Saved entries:
• • •

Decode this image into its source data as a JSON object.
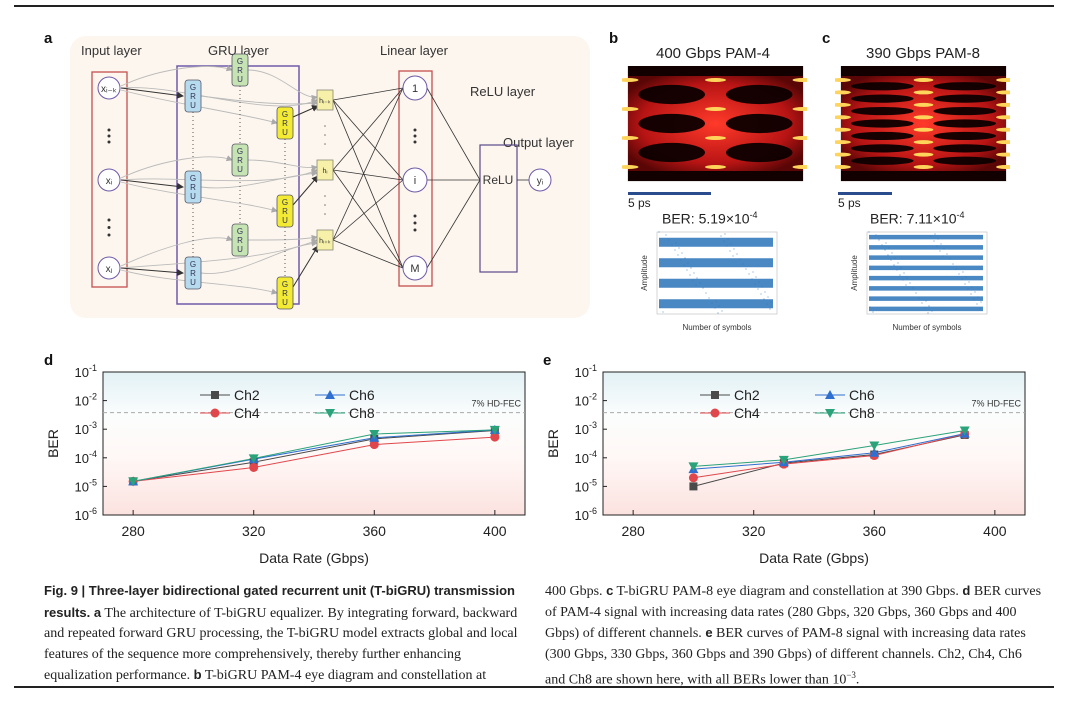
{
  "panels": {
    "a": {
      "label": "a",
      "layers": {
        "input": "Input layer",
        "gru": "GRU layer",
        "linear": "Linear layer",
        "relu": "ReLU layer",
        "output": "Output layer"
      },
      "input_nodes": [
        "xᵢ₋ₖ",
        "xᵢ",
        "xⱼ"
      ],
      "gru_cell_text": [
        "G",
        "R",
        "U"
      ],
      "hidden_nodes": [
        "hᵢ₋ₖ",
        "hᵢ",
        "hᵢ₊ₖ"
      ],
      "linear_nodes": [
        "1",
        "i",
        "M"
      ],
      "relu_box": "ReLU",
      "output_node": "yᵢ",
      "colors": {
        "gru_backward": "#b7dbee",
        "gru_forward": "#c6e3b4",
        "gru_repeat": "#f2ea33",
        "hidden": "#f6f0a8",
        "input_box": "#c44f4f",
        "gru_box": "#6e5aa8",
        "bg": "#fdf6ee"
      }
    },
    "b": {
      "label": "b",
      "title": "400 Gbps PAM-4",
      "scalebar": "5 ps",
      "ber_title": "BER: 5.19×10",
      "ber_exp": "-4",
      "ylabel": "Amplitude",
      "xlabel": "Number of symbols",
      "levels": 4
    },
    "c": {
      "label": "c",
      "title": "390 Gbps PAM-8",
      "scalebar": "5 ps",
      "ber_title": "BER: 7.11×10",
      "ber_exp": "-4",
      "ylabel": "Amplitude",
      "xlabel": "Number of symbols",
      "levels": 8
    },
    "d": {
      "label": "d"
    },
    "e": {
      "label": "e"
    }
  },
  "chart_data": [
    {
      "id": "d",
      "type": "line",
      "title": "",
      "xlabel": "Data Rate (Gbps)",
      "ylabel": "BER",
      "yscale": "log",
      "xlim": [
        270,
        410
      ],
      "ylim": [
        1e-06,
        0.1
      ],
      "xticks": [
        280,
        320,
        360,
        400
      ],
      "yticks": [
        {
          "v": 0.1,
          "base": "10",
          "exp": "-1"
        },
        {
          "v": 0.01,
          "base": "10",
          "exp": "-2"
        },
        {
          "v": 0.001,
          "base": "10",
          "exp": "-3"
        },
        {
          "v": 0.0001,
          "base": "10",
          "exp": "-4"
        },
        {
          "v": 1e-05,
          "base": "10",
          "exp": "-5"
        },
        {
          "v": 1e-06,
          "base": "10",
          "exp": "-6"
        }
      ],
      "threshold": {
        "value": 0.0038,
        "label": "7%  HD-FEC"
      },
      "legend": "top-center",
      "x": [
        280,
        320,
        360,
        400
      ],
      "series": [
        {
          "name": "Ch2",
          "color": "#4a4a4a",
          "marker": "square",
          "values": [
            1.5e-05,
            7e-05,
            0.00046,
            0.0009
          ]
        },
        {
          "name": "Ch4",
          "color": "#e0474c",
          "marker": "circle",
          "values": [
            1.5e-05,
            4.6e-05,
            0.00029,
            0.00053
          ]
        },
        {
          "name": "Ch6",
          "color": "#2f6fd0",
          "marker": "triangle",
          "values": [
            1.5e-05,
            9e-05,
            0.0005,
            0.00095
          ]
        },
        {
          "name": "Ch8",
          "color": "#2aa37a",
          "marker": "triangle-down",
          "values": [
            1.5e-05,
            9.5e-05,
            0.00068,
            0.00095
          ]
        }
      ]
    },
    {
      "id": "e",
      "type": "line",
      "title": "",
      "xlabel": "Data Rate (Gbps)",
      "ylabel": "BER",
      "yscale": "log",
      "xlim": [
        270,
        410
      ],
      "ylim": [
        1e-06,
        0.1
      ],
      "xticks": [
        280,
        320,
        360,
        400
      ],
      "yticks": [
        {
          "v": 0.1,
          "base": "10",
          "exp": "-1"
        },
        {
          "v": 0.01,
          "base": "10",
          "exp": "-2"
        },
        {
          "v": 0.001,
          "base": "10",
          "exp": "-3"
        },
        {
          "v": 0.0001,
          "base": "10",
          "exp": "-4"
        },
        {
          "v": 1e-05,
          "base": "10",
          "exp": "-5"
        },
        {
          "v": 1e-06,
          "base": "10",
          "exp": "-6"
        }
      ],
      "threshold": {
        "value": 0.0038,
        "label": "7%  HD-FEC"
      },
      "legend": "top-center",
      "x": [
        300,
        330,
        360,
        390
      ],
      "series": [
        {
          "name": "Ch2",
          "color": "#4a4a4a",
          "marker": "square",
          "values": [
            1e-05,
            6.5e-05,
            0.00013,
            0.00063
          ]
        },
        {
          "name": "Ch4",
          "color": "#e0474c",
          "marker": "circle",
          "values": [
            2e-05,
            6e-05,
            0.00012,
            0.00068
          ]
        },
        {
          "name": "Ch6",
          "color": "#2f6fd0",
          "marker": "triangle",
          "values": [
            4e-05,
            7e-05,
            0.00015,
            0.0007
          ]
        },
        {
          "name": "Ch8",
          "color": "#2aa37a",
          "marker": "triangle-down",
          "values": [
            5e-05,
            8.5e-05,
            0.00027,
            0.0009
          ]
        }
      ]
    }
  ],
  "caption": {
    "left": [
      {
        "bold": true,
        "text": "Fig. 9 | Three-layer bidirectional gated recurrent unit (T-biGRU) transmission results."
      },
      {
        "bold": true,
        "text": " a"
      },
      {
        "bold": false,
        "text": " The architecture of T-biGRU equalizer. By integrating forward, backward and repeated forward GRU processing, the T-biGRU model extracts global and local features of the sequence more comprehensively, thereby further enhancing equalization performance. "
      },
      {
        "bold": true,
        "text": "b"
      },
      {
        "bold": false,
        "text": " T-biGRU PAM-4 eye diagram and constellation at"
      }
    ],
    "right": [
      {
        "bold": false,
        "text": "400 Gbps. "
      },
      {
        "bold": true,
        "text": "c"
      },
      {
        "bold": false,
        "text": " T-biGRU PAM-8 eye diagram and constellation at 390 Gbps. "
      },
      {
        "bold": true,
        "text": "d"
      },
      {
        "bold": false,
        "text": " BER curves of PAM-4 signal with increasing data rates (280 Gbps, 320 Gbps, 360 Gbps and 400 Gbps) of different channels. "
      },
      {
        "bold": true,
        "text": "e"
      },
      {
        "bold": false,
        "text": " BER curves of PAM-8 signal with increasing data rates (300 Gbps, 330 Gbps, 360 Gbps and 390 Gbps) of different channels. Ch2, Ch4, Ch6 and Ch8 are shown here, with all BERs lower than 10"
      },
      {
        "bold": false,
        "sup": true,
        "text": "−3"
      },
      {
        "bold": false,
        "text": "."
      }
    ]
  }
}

• • •

▸ What is being asked:
Set down the material exactly, every line of it, except for the pictures.

▸ Answer to this problem:
Decode this image into its source data as a JSON object.
{
  "panels": {
    "a": {
      "label": "a",
      "layers": {
        "input": "Input layer",
        "gru": "GRU layer",
        "linear": "Linear layer",
        "relu": "ReLU layer",
        "output": "Output layer"
      },
      "input_nodes": [
        "xᵢ₋ₖ",
        "xᵢ",
        "xⱼ"
      ],
      "gru_cell_text": [
        "G",
        "R",
        "U"
      ],
      "hidden_nodes": [
        "hᵢ₋ₖ",
        "hᵢ",
        "hᵢ₊ₖ"
      ],
      "linear_nodes": [
        "1",
        "i",
        "M"
      ],
      "relu_box": "ReLU",
      "output_node": "yᵢ",
      "colors": {
        "gru_backward": "#b7dbee",
        "gru_forward": "#c6e3b4",
        "gru_repeat": "#f2ea33",
        "hidden": "#f6f0a8",
        "input_box": "#c44f4f",
        "gru_box": "#6e5aa8",
        "bg": "#fdf6ee"
      }
    },
    "b": {
      "label": "b",
      "title": "400 Gbps PAM-4",
      "scalebar": "5 ps",
      "ber_title": "BER: 5.19×10",
      "ber_exp": "-4",
      "ylabel": "Amplitude",
      "xlabel": "Number of symbols",
      "levels": 4
    },
    "c": {
      "label": "c",
      "title": "390 Gbps PAM-8",
      "scalebar": "5 ps",
      "ber_title": "BER: 7.11×10",
      "ber_exp": "-4",
      "ylabel": "Amplitude",
      "xlabel": "Number of symbols",
      "levels": 8
    },
    "d": {
      "label": "d"
    },
    "e": {
      "label": "e"
    }
  },
  "chart_data": [
    {
      "id": "d",
      "type": "line",
      "title": "",
      "xlabel": "Data Rate (Gbps)",
      "ylabel": "BER",
      "yscale": "log",
      "xlim": [
        270,
        410
      ],
      "ylim": [
        1e-06,
        0.1
      ],
      "xticks": [
        280,
        320,
        360,
        400
      ],
      "yticks": [
        {
          "v": 0.1,
          "base": "10",
          "exp": "-1"
        },
        {
          "v": 0.01,
          "base": "10",
          "exp": "-2"
        },
        {
          "v": 0.001,
          "base": "10",
          "exp": "-3"
        },
        {
          "v": 0.0001,
          "base": "10",
          "exp": "-4"
        },
        {
          "v": 1e-05,
          "base": "10",
          "exp": "-5"
        },
        {
          "v": 1e-06,
          "base": "10",
          "exp": "-6"
        }
      ],
      "threshold": {
        "value": 0.0038,
        "label": "7%  HD-FEC"
      },
      "legend": "top-center",
      "x": [
        280,
        320,
        360,
        400
      ],
      "series": [
        {
          "name": "Ch2",
          "color": "#4a4a4a",
          "marker": "square",
          "values": [
            1.5e-05,
            7e-05,
            0.00046,
            0.0009
          ]
        },
        {
          "name": "Ch4",
          "color": "#e0474c",
          "marker": "circle",
          "values": [
            1.5e-05,
            4.6e-05,
            0.00029,
            0.00053
          ]
        },
        {
          "name": "Ch6",
          "color": "#2f6fd0",
          "marker": "triangle",
          "values": [
            1.5e-05,
            9e-05,
            0.0005,
            0.00095
          ]
        },
        {
          "name": "Ch8",
          "color": "#2aa37a",
          "marker": "triangle-down",
          "values": [
            1.5e-05,
            9.5e-05,
            0.00068,
            0.00095
          ]
        }
      ]
    },
    {
      "id": "e",
      "type": "line",
      "title": "",
      "xlabel": "Data Rate (Gbps)",
      "ylabel": "BER",
      "yscale": "log",
      "xlim": [
        270,
        410
      ],
      "ylim": [
        1e-06,
        0.1
      ],
      "xticks": [
        280,
        320,
        360,
        400
      ],
      "yticks": [
        {
          "v": 0.1,
          "base": "10",
          "exp": "-1"
        },
        {
          "v": 0.01,
          "base": "10",
          "exp": "-2"
        },
        {
          "v": 0.001,
          "base": "10",
          "exp": "-3"
        },
        {
          "v": 0.0001,
          "base": "10",
          "exp": "-4"
        },
        {
          "v": 1e-05,
          "base": "10",
          "exp": "-5"
        },
        {
          "v": 1e-06,
          "base": "10",
          "exp": "-6"
        }
      ],
      "threshold": {
        "value": 0.0038,
        "label": "7%  HD-FEC"
      },
      "legend": "top-center",
      "x": [
        300,
        330,
        360,
        390
      ],
      "series": [
        {
          "name": "Ch2",
          "color": "#4a4a4a",
          "marker": "square",
          "values": [
            1e-05,
            6.5e-05,
            0.00013,
            0.00063
          ]
        },
        {
          "name": "Ch4",
          "color": "#e0474c",
          "marker": "circle",
          "values": [
            2e-05,
            6e-05,
            0.00012,
            0.00068
          ]
        },
        {
          "name": "Ch6",
          "color": "#2f6fd0",
          "marker": "triangle",
          "values": [
            4e-05,
            7e-05,
            0.00015,
            0.0007
          ]
        },
        {
          "name": "Ch8",
          "color": "#2aa37a",
          "marker": "triangle-down",
          "values": [
            5e-05,
            8.5e-05,
            0.00027,
            0.0009
          ]
        }
      ]
    }
  ],
  "caption": {
    "left": [
      {
        "bold": true,
        "text": "Fig. 9 | Three-layer bidirectional gated recurrent unit (T-biGRU) transmission results."
      },
      {
        "bold": true,
        "text": " a"
      },
      {
        "bold": false,
        "text": " The architecture of T-biGRU equalizer. By integrating forward, backward and repeated forward GRU processing, the T-biGRU model extracts global and local features of the sequence more comprehensively, thereby further enhancing equalization performance. "
      },
      {
        "bold": true,
        "text": "b"
      },
      {
        "bold": false,
        "text": " T-biGRU PAM-4 eye diagram and constellation at"
      }
    ],
    "right": [
      {
        "bold": false,
        "text": "400 Gbps. "
      },
      {
        "bold": true,
        "text": "c"
      },
      {
        "bold": false,
        "text": " T-biGRU PAM-8 eye diagram and constellation at 390 Gbps. "
      },
      {
        "bold": true,
        "text": "d"
      },
      {
        "bold": false,
        "text": " BER curves of PAM-4 signal with increasing data rates (280 Gbps, 320 Gbps, 360 Gbps and 400 Gbps) of different channels. "
      },
      {
        "bold": true,
        "text": "e"
      },
      {
        "bold": false,
        "text": " BER curves of PAM-8 signal with increasing data rates (300 Gbps, 330 Gbps, 360 Gbps and 390 Gbps) of different channels. Ch2, Ch4, Ch6 and Ch8 are shown here, with all BERs lower than 10"
      },
      {
        "bold": false,
        "sup": true,
        "text": "−3"
      },
      {
        "bold": false,
        "text": "."
      }
    ]
  }
}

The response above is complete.